* Objective
All entries should be output exactly as they stand.

--- Start of Data shown ---

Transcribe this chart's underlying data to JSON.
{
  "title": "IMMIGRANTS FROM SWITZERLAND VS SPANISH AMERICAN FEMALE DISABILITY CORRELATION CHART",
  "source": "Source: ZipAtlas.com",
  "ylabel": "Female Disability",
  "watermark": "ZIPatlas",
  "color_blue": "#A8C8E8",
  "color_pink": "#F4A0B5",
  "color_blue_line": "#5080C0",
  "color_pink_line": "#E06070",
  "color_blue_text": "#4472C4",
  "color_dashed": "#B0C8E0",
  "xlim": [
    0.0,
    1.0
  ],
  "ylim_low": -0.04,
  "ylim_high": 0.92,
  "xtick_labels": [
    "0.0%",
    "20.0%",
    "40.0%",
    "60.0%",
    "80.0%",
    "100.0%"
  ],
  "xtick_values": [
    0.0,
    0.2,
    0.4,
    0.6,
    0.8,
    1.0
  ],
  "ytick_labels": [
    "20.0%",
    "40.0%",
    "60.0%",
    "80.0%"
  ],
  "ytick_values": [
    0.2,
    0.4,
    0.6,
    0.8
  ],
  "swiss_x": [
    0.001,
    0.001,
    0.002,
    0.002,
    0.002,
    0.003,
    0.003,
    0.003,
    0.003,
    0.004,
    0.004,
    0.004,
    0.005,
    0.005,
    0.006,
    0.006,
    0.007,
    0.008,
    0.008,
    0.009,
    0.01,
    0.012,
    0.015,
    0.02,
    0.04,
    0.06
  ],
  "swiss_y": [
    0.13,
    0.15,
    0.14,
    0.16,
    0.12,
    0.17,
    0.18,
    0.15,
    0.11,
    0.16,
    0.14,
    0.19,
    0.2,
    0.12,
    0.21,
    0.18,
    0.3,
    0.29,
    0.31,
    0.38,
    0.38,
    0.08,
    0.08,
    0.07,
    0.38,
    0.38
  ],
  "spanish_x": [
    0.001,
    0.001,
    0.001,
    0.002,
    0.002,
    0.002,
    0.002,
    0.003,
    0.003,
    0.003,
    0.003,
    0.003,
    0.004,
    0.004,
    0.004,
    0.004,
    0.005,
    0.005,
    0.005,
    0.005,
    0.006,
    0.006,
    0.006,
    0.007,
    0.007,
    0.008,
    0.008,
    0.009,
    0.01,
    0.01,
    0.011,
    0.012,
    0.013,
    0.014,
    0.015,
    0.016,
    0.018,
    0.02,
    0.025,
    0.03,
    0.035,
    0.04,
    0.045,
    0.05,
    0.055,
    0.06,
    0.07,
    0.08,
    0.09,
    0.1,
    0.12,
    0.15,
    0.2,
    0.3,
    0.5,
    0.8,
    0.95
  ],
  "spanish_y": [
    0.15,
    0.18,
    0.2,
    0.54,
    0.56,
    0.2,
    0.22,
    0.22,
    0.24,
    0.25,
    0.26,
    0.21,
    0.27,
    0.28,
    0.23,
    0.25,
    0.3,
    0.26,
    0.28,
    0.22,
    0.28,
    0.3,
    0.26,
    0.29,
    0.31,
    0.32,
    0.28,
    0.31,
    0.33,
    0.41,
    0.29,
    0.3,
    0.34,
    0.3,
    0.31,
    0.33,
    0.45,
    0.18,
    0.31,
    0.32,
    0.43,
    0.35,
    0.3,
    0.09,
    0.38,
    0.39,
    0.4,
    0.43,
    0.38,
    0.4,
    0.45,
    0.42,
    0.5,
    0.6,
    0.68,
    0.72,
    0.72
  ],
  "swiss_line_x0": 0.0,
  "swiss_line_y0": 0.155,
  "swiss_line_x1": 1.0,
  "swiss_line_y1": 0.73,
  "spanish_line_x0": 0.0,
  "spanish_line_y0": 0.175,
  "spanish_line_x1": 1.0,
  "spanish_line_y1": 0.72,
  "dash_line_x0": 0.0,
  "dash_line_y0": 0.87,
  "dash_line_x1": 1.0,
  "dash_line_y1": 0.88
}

--- End of Data shown ---

* Reply to the task
Transcribe this chart's underlying data to JSON.
{
  "title": "IMMIGRANTS FROM SWITZERLAND VS SPANISH AMERICAN FEMALE DISABILITY CORRELATION CHART",
  "source": "Source: ZipAtlas.com",
  "ylabel": "Female Disability",
  "watermark": "ZIPatlas",
  "color_blue": "#A8C8E8",
  "color_pink": "#F4A0B5",
  "color_blue_line": "#5080C0",
  "color_pink_line": "#E06070",
  "color_blue_text": "#4472C4",
  "color_dashed": "#B0C8E0",
  "xlim": [
    0.0,
    1.0
  ],
  "ylim_low": -0.04,
  "ylim_high": 0.92,
  "xtick_labels": [
    "0.0%",
    "20.0%",
    "40.0%",
    "60.0%",
    "80.0%",
    "100.0%"
  ],
  "xtick_values": [
    0.0,
    0.2,
    0.4,
    0.6,
    0.8,
    1.0
  ],
  "ytick_labels": [
    "20.0%",
    "40.0%",
    "60.0%",
    "80.0%"
  ],
  "ytick_values": [
    0.2,
    0.4,
    0.6,
    0.8
  ],
  "swiss_x": [
    0.001,
    0.001,
    0.002,
    0.002,
    0.002,
    0.003,
    0.003,
    0.003,
    0.003,
    0.004,
    0.004,
    0.004,
    0.005,
    0.005,
    0.006,
    0.006,
    0.007,
    0.008,
    0.008,
    0.009,
    0.01,
    0.012,
    0.015,
    0.02,
    0.04,
    0.06
  ],
  "swiss_y": [
    0.13,
    0.15,
    0.14,
    0.16,
    0.12,
    0.17,
    0.18,
    0.15,
    0.11,
    0.16,
    0.14,
    0.19,
    0.2,
    0.12,
    0.21,
    0.18,
    0.3,
    0.29,
    0.31,
    0.38,
    0.38,
    0.08,
    0.08,
    0.07,
    0.38,
    0.38
  ],
  "spanish_x": [
    0.001,
    0.001,
    0.001,
    0.002,
    0.002,
    0.002,
    0.002,
    0.003,
    0.003,
    0.003,
    0.003,
    0.003,
    0.004,
    0.004,
    0.004,
    0.004,
    0.005,
    0.005,
    0.005,
    0.005,
    0.006,
    0.006,
    0.006,
    0.007,
    0.007,
    0.008,
    0.008,
    0.009,
    0.01,
    0.01,
    0.011,
    0.012,
    0.013,
    0.014,
    0.015,
    0.016,
    0.018,
    0.02,
    0.025,
    0.03,
    0.035,
    0.04,
    0.045,
    0.05,
    0.055,
    0.06,
    0.07,
    0.08,
    0.09,
    0.1,
    0.12,
    0.15,
    0.2,
    0.3,
    0.5,
    0.8,
    0.95
  ],
  "spanish_y": [
    0.15,
    0.18,
    0.2,
    0.54,
    0.56,
    0.2,
    0.22,
    0.22,
    0.24,
    0.25,
    0.26,
    0.21,
    0.27,
    0.28,
    0.23,
    0.25,
    0.3,
    0.26,
    0.28,
    0.22,
    0.28,
    0.3,
    0.26,
    0.29,
    0.31,
    0.32,
    0.28,
    0.31,
    0.33,
    0.41,
    0.29,
    0.3,
    0.34,
    0.3,
    0.31,
    0.33,
    0.45,
    0.18,
    0.31,
    0.32,
    0.43,
    0.35,
    0.3,
    0.09,
    0.38,
    0.39,
    0.4,
    0.43,
    0.38,
    0.4,
    0.45,
    0.42,
    0.5,
    0.6,
    0.68,
    0.72,
    0.72
  ],
  "swiss_line_x0": 0.0,
  "swiss_line_y0": 0.155,
  "swiss_line_x1": 1.0,
  "swiss_line_y1": 0.73,
  "spanish_line_x0": 0.0,
  "spanish_line_y0": 0.175,
  "spanish_line_x1": 1.0,
  "spanish_line_y1": 0.72,
  "dash_line_x0": 0.0,
  "dash_line_y0": 0.87,
  "dash_line_x1": 1.0,
  "dash_line_y1": 0.88
}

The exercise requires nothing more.